Dataset

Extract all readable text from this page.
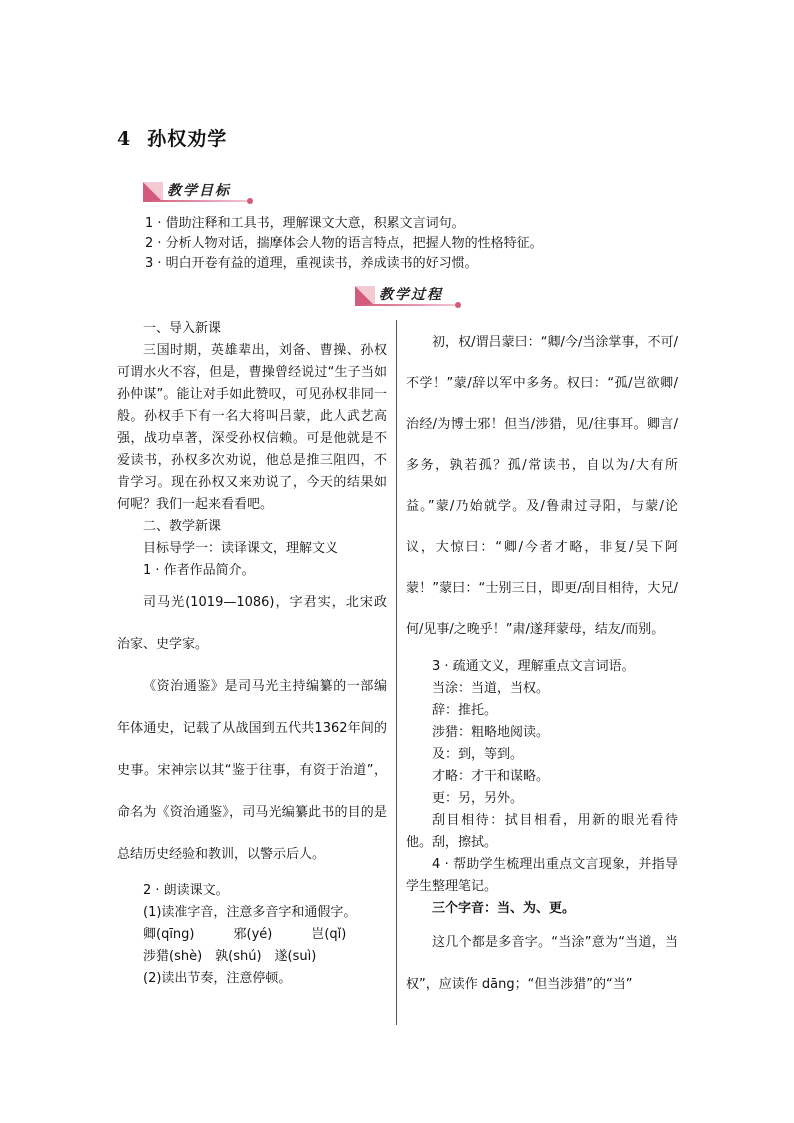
4 孙权劝学
教学目标
1 · 借助注释和工具书，理解课文大意，积累文言词句。
2 · 分析人物对话，揣摩体会人物的语言特点，把握人物的性格特征。
3 · 明白开卷有益的道理，重视读书，养成读书的好习惯。
教学过程

一、导入新课

三国时期，英雄辈出，刘备、曹操、孙权可谓水火不容，但是，曹操曾经说过“生子当如孙仲谋”。能让对手如此赞叹，可见孙权非同一般。孙权手下有一名大将叫吕蒙，此人武艺高强，战功卓著，深受孙权信赖。可是他就是不爱读书，孙权多次劝说，他总是推三阻四，不肯学习。现在孙权又来劝说了，今天的结果如何呢？我们一起来看看吧。

二、教学新课

目标导学一：读译课文，理解文义

1 · 作者作品简介。

司马光(1019—1086)，字君实，北宋政治家、史学家。

《资治通鉴》是司马光主持编纂的一部编年体通史，记载了从战国到五代共1362年间的史事。宋神宗以其“鉴于往事，有资于治道”，命名为《资治通鉴》，司马光编纂此书的目的是总结历史经验和教训，以警示后人。

2 · 朗读课文。

(1)读准字音，注意多音字和通假字。

卿(qīng)　　　邪(yé)　　　岂(qǐ)

涉猎(shè)　孰(shú)　遂(suì)

(2)读出节奏，注意停顿。

初，权/谓吕蒙曰：“卿/今/当涂掌事，不可/不学！”蒙/辞以军中多务。权曰：“孤/岂欲卿/治经/为博士邪！但当/涉猎，见/往事耳。卿言/多务，孰若孤？孤/常读书，自以为/大有所益。”蒙/乃始就学。及/鲁肃过寻阳，与蒙/论议，大惊曰：“卿/今者才略，非复/吴下阿蒙！”蒙曰：“士别三日，即更/刮目相待，大兄/何/见事/之晚乎！”肃/遂拜蒙母，结友/而别。

3 · 疏通文义，理解重点文言词语。

当涂：当道，当权。

辞：推托。

涉猎：粗略地阅读。

及：到，等到。

才略：才干和谋略。

更：另，另外。

刮目相待：拭目相看，用新的眼光看待他。刮，擦拭。

4 · 帮助学生梳理出重点文言现象，并指导学生整理笔记。

三个字音：当、为、更。

这几个都是多音字。“当涂”意为“当道，当权”，应读作 dāng；“但当涉猎”的“当”
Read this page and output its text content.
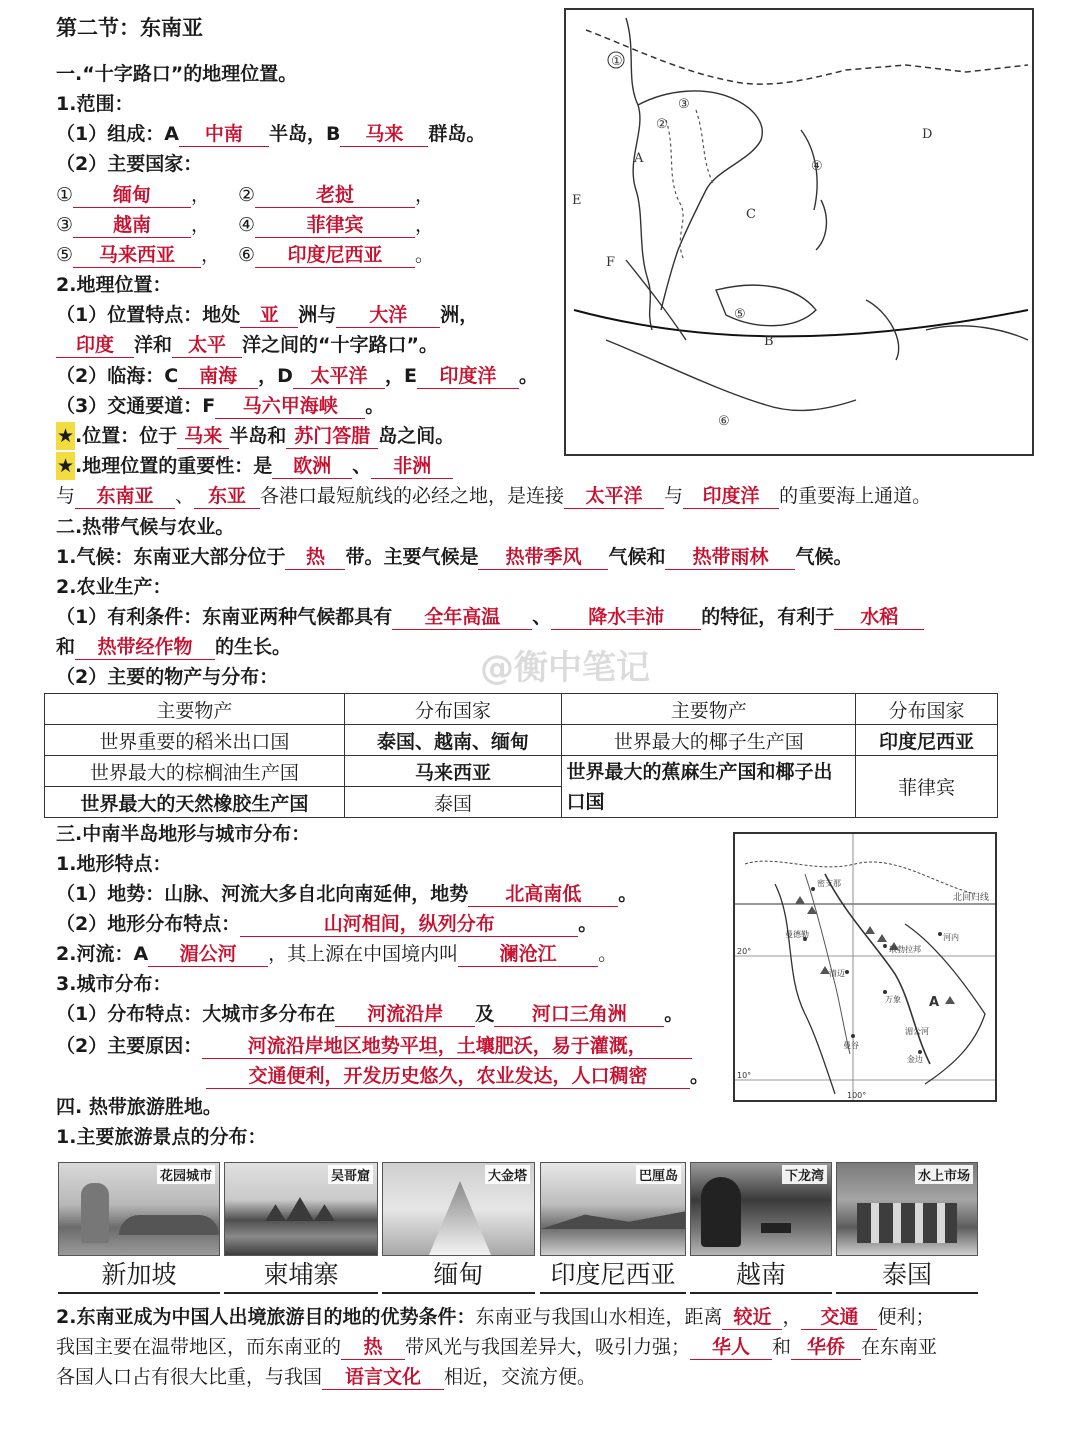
第二节：东南亚
一.“十字路口”的地理位置。
1.范围：
（1）组成：A 中南 半岛，B 马来 群岛。
（2）主要国家：
① 缅甸 ， ②	老挝	，
③ 越南 ， ④	菲律宾	，
⑤ 马来西亚 ， ⑥ 印度尼西亚 。
2.地理位置：
（1）位置特点：地处 亚 洲与 大洋 洲，
印度 洋和 太平 洋之间的“十字路口”。
（2）临海：C 南海 ，D 太平洋 ，E 印度洋 。
（3）交通要道：F 马六甲海峡 。
★.位置：位于 马来 半岛和 苏门答腊 岛之间。
★.地理位置的重要性：是 欧洲 、 非洲
与 东南亚 、 东亚 各港口最短航线的必经之地，是连接 太平洋 与 印度洋 的重要海上通道。
①
②
③
④
⑤
⑥
A
B
C
D
E
F
二.热带气候与农业。
1.气候：东南亚大部分位于 热 带。主要气候是 热带季风 气候和 热带雨林 气候。
2.农业生产：
（1）有利条件：东南亚两种气候都具有 全年高温 、 降水丰沛 的特征，有利于 水稻
和 热带经作物 的生长。
（2）主要的物产与分布：
主要物产	分布国家	主要物产	分布国家
世界重要的稻米出口国	泰国、越南、缅甸	世界最大的椰子生产国	印度尼西亚
世界最大的棕榈油生产国	马来西亚	世界最大的蕉麻生产国和椰子出口国	菲律宾
世界最大的天然橡胶生产国	泰国		
@衡中笔记
三.中南半岛地形与城市分布：
1.地形特点：
（1）地势：山脉、河流大多自北向南延伸，地势 北高南低 。
（2）地形分布特点：	山河相间，纵列分布	。
2.河流：A 湄公河 ，其上源在中国境内叫 澜沧江 。
3.城市分布：
（1）分布特点：大城市多分布在 河流沿岸 及 河口三角洲 。
（2）主要原因： 河流沿岸地区地势平坦，土壤肥沃，易于灌溉，
交通便利，开发历史悠久，农业发达，人口稠密 。
北回归线
密支那
河内
曼德勒
琅勃拉邦
清迈
万象
曼谷
金边
A
20°
10°
100°
湄公河
四. 热带旅游胜地。
1.主要旅游景点的分布：
花园城市	吴哥窟	大金塔	巴厘岛	下龙湾	水上市场
新加坡	柬埔寨	缅甸	印度尼西亚	越南	泰国
2.东南亚成为中国人出境旅游目的地的优势条件：东南亚与我国山水相连，距离 较近 ， 交通 便利；
我国主要在温带地区，而东南亚的 热 带风光与我国差异大，吸引力强； 华人 和 华侨 在东南亚
各国人口占有很大比重，与我国 语言文化 相近，交流方便。
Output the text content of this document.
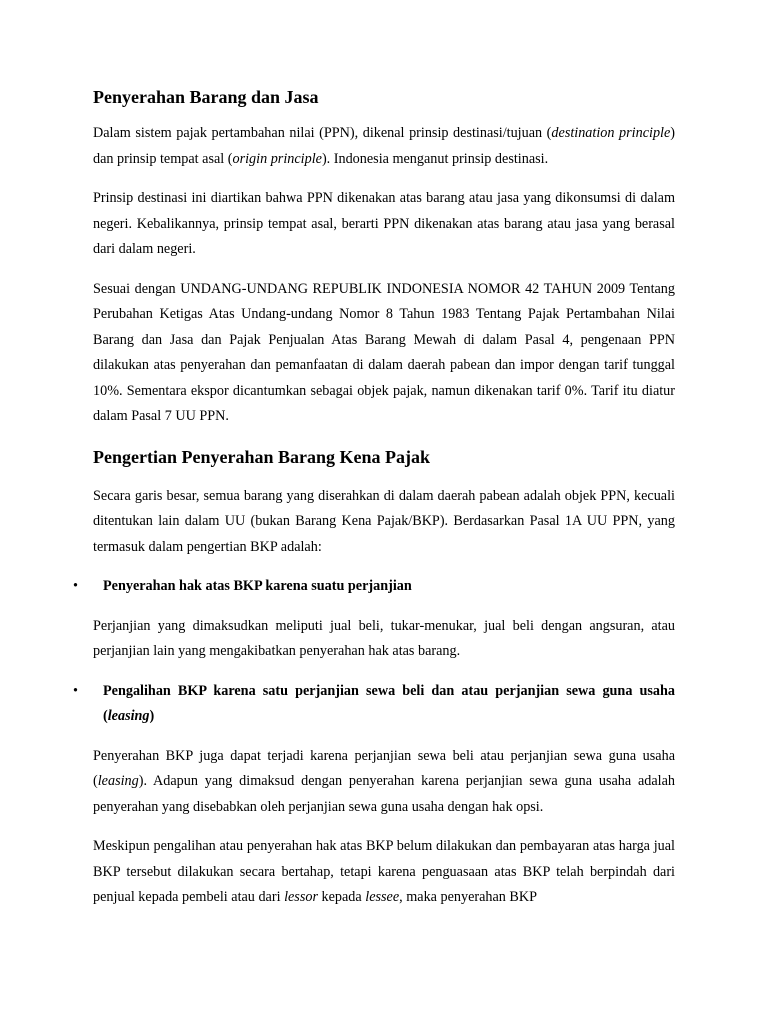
Penyerahan Barang dan Jasa

Dalam sistem pajak pertambahan nilai (PPN), dikenal prinsip destinasi/tujuan (destination principle) dan prinsip tempat asal (origin principle). Indonesia menganut prinsip destinasi.

Prinsip destinasi ini diartikan bahwa PPN dikenakan atas barang atau jasa yang dikonsumsi di dalam negeri. Kebalikannya, prinsip tempat asal, berarti PPN dikenakan atas barang atau jasa yang berasal dari dalam negeri.

Sesuai dengan UNDANG-UNDANG REPUBLIK INDONESIA NOMOR 42 TAHUN 2009 Tentang Perubahan Ketigas Atas Undang-undang Nomor 8 Tahun 1983 Tentang Pajak Pertambahan Nilai Barang dan Jasa dan Pajak Penjualan Atas Barang Mewah di dalam Pasal 4, pengenaan PPN dilakukan atas penyerahan dan pemanfaatan di dalam daerah pabean dan impor dengan tarif tunggal 10%. Sementara ekspor dicantumkan sebagai objek pajak, namun dikenakan tarif 0%. Tarif itu diatur dalam Pasal 7 UU PPN.

Pengertian Penyerahan Barang Kena Pajak

Secara garis besar, semua barang yang diserahkan di dalam daerah pabean adalah objek PPN, kecuali ditentukan lain dalam UU (bukan Barang Kena Pajak/BKP). Berdasarkan Pasal 1A UU PPN, yang termasuk dalam pengertian BKP adalah:

• Penyerahan hak atas BKP karena suatu perjanjian

Perjanjian yang dimaksudkan meliputi jual beli, tukar-menukar, jual beli dengan angsuran, atau perjanjian lain yang mengakibatkan penyerahan hak atas barang.

• Pengalihan BKP karena satu perjanjian sewa beli dan atau perjanjian sewa guna usaha (leasing)

Penyerahan BKP juga dapat terjadi karena perjanjian sewa beli atau perjanjian sewa guna usaha (leasing). Adapun yang dimaksud dengan penyerahan karena perjanjian sewa guna usaha adalah penyerahan yang disebabkan oleh perjanjian sewa guna usaha dengan hak opsi.

Meskipun pengalihan atau penyerahan hak atas BKP belum dilakukan dan pembayaran atas harga jual BKP tersebut dilakukan secara bertahap, tetapi karena penguasaan atas BKP telah berpindah dari penjual kepada pembeli atau dari lessor kepada lessee, maka penyerahan BKP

Work to do
Pick out each line containing the string "prinsip" and copy it.

Written reply
Dalam sistem pajak pertambahan nilai (PPN), dikenal prinsip destinasi/tujuan (destination principle) dan prinsip tempat asal (origin principle). Indonesia menganut prinsip destinasi.
Prinsip destinasi ini diartikan bahwa PPN dikenakan atas barang atau jasa yang dikonsumsi di dalam negeri. Kebalikannya, prinsip tempat asal, berarti PPN dikenakan atas barang atau jasa yang berasal dari dalam negeri.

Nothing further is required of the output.